JOB
Locate every line in the records below that holds the word "text" and return each one.

GIVEN RECORDS
______________________________

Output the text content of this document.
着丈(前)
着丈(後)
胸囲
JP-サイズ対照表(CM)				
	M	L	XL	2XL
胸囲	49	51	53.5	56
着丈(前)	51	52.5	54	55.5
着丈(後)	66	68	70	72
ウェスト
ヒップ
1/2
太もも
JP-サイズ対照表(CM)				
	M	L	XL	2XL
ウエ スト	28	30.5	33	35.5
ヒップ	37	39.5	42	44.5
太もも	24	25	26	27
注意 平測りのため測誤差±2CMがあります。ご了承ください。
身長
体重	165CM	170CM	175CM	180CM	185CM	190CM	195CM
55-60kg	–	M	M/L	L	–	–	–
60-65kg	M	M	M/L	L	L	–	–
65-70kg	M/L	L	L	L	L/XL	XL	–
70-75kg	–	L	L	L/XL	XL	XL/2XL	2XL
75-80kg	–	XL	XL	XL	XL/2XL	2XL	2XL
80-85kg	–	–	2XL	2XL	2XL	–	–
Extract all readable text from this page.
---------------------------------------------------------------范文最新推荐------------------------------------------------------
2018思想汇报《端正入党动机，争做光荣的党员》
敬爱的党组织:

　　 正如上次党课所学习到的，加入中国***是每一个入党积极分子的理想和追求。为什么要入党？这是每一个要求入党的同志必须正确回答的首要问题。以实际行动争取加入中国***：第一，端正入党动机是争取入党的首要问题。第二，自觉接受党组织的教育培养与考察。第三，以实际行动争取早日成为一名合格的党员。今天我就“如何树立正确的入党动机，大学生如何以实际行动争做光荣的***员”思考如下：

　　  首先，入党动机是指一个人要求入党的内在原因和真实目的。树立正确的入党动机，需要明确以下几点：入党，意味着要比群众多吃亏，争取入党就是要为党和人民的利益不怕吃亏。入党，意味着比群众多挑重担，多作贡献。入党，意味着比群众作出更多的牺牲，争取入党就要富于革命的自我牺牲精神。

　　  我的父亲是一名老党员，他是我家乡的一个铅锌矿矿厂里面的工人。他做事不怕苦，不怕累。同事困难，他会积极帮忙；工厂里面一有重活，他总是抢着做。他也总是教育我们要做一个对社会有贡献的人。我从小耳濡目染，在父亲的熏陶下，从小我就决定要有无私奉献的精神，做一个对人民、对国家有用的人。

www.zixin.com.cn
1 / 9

______________________________

TASK SOLUTION
Output the text content of this document.
Extract all readable text from this page.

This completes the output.